• GOAL:
What is the number of lines holding the word "健康第一"? Give that number alone.

Raw records:
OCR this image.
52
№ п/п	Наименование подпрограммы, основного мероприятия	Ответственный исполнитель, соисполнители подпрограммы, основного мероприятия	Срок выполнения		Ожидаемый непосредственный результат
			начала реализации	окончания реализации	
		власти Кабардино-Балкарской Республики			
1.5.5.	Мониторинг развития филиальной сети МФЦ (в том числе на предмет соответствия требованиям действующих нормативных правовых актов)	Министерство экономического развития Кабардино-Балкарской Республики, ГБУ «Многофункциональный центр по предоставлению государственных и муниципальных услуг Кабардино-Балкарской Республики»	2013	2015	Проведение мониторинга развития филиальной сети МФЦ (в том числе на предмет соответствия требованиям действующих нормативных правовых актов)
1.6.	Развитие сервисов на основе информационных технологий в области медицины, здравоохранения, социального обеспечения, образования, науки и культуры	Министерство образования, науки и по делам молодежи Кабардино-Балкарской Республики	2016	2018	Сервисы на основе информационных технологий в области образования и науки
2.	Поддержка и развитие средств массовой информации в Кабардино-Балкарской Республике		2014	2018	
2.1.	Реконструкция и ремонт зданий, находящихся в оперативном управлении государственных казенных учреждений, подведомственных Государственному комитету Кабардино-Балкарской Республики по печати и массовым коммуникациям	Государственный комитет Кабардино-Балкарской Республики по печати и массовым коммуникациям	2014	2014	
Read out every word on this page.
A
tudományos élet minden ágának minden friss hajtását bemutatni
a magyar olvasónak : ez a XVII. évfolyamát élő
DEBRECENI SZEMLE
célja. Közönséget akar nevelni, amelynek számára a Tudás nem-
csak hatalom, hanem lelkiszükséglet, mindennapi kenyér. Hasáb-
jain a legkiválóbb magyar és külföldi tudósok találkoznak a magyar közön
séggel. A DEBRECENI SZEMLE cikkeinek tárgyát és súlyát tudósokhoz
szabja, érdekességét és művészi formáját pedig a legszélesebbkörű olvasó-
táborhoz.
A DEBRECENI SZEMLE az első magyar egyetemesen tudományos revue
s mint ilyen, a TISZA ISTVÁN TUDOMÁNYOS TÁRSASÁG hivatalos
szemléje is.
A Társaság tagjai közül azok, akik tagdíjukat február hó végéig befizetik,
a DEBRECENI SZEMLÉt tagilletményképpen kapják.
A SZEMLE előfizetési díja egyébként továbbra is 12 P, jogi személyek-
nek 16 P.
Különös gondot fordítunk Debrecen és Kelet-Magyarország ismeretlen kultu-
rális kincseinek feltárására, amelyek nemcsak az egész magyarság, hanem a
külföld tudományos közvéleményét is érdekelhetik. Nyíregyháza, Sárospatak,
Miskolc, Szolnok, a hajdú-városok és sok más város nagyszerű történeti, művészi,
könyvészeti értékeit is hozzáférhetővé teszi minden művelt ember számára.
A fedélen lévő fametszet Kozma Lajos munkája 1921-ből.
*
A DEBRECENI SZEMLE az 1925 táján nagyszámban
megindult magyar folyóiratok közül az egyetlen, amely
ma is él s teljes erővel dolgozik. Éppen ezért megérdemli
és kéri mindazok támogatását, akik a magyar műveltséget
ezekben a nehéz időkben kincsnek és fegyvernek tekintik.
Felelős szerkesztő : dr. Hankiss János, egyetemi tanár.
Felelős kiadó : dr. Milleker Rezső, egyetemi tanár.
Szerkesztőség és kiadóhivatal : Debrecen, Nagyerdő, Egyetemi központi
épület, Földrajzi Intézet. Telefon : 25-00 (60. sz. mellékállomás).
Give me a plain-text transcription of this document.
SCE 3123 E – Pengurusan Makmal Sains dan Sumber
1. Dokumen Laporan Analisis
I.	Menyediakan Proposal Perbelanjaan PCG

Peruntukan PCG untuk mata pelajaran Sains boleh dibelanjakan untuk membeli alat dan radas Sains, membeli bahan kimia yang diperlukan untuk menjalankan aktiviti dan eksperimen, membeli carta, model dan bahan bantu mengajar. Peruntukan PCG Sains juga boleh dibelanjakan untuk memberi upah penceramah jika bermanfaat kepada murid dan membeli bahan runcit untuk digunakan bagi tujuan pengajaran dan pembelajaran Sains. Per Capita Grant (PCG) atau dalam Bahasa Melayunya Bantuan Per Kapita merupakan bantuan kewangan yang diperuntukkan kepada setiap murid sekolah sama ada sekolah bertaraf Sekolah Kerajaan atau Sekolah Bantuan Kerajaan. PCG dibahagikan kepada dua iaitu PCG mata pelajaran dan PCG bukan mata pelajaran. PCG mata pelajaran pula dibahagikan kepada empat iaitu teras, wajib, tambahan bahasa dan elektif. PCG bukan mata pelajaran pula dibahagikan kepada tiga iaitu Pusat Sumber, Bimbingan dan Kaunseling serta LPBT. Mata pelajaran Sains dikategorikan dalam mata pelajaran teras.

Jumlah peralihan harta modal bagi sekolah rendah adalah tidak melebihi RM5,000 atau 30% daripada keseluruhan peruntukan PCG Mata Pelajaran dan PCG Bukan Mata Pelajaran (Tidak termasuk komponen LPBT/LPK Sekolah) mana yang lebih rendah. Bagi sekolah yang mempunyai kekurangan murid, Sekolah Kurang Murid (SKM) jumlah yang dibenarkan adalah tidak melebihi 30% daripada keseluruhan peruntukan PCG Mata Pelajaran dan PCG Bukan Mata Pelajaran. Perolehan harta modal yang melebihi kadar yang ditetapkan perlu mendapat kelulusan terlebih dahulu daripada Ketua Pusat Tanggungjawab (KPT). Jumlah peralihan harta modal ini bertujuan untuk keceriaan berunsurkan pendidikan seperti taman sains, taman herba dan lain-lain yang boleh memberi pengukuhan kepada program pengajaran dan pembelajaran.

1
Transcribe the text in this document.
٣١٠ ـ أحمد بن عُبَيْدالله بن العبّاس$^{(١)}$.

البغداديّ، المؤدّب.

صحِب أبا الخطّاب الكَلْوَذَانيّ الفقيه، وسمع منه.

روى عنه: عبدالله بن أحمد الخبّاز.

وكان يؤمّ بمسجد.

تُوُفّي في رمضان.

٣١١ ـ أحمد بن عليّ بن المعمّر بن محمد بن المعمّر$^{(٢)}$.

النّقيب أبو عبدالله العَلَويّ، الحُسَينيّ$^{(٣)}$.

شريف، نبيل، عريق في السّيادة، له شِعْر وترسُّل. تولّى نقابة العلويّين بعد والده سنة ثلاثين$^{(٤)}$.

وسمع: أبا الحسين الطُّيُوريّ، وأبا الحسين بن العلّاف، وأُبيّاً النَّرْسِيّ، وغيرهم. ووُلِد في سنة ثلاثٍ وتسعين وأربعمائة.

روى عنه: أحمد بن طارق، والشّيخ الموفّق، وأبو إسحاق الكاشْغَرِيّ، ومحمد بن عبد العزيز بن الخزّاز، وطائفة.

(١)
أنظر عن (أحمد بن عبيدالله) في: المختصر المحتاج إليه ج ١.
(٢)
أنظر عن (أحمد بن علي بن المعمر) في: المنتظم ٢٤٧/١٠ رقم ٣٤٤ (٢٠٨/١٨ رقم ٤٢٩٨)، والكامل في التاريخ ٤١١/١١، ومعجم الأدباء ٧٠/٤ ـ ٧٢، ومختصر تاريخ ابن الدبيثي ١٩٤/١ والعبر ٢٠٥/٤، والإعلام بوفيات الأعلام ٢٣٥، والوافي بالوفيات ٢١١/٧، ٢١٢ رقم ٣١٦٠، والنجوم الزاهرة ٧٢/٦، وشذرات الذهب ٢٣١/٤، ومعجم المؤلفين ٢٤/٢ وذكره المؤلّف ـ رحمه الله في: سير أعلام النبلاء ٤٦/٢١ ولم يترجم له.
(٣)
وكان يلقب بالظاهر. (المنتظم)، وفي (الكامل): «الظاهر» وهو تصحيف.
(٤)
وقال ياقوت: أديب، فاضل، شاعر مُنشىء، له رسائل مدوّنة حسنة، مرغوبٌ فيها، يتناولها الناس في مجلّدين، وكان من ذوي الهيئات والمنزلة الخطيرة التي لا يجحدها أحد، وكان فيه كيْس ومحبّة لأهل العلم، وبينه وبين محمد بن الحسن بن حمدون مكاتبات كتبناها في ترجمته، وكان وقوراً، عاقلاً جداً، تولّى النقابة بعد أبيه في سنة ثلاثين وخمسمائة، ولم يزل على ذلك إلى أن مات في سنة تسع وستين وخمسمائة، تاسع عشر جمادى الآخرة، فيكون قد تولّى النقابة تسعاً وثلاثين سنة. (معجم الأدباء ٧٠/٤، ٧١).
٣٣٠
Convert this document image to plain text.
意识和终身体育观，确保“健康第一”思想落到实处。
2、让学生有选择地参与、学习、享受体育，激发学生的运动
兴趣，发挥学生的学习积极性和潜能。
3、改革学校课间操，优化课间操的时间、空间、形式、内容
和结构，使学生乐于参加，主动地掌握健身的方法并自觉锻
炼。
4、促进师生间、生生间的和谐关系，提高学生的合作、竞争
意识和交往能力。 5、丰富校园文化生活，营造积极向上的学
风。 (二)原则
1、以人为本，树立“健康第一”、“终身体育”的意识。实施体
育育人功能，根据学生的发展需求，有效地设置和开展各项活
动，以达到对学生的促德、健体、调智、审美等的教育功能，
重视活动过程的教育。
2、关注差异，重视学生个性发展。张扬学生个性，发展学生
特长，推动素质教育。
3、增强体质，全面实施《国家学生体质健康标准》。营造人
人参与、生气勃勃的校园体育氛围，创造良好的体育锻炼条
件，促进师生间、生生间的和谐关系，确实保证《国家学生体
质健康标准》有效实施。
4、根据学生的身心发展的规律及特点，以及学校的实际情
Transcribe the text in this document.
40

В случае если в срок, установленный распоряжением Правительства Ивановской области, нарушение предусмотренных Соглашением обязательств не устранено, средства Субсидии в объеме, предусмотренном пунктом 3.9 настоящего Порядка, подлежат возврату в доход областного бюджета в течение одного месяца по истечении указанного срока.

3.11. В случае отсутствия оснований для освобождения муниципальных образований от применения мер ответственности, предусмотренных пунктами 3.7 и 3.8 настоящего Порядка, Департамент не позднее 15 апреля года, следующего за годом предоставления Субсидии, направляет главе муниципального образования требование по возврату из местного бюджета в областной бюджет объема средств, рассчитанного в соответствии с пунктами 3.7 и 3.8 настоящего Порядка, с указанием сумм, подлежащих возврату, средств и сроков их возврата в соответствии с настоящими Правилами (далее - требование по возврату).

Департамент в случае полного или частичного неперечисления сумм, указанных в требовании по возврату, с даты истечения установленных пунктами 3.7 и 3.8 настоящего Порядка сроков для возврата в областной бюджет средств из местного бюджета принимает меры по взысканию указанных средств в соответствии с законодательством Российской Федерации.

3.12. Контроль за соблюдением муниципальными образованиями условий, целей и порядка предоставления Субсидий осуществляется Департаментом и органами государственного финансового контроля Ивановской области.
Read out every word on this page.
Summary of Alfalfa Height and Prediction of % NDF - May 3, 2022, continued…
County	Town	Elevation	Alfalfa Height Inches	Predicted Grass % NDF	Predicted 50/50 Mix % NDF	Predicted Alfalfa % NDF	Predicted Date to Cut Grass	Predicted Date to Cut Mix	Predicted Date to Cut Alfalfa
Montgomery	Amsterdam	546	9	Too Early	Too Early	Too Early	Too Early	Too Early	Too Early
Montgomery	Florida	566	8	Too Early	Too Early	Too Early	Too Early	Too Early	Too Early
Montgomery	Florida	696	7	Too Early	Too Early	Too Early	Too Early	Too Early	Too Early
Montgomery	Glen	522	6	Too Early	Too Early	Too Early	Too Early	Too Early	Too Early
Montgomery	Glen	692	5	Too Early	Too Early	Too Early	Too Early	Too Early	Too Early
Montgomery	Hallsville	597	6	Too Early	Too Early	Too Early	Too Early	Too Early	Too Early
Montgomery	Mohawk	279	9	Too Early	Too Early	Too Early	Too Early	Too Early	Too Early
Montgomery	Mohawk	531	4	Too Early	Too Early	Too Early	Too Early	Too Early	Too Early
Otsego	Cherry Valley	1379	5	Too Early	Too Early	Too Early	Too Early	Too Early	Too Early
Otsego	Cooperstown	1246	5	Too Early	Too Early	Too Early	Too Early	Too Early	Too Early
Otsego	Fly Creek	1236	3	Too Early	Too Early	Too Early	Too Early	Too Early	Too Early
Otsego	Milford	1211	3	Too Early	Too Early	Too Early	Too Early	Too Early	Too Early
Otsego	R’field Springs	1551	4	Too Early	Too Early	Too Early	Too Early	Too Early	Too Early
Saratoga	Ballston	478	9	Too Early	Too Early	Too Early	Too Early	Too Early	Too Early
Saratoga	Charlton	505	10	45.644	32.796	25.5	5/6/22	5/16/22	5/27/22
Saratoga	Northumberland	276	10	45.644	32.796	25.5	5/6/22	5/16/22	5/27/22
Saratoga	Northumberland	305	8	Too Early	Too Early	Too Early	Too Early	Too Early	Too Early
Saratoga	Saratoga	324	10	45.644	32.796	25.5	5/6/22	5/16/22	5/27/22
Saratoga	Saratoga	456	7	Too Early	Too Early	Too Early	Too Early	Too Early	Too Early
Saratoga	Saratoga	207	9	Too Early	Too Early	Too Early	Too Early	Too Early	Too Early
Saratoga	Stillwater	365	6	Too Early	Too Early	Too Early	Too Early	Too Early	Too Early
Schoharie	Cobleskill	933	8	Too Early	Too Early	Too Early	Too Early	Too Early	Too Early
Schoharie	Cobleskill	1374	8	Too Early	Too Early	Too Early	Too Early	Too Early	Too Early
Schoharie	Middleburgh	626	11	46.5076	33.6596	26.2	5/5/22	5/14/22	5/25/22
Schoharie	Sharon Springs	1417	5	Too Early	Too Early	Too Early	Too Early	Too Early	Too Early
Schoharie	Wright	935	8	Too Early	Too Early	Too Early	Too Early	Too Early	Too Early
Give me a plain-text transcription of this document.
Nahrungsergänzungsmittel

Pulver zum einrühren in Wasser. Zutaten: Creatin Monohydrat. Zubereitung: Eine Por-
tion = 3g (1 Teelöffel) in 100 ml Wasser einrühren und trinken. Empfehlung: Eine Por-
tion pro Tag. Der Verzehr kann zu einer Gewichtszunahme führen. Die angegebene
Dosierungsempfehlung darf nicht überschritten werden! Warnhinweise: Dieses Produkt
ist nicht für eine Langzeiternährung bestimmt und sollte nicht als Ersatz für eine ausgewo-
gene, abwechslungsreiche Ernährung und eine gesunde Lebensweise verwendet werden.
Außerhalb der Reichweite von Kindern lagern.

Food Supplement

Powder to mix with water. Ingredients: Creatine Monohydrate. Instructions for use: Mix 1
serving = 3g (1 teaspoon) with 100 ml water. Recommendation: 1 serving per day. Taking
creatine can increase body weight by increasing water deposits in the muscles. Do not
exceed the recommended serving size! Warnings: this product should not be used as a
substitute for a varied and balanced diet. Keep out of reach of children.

• SOLUTION TO THIS PROBLEM:
2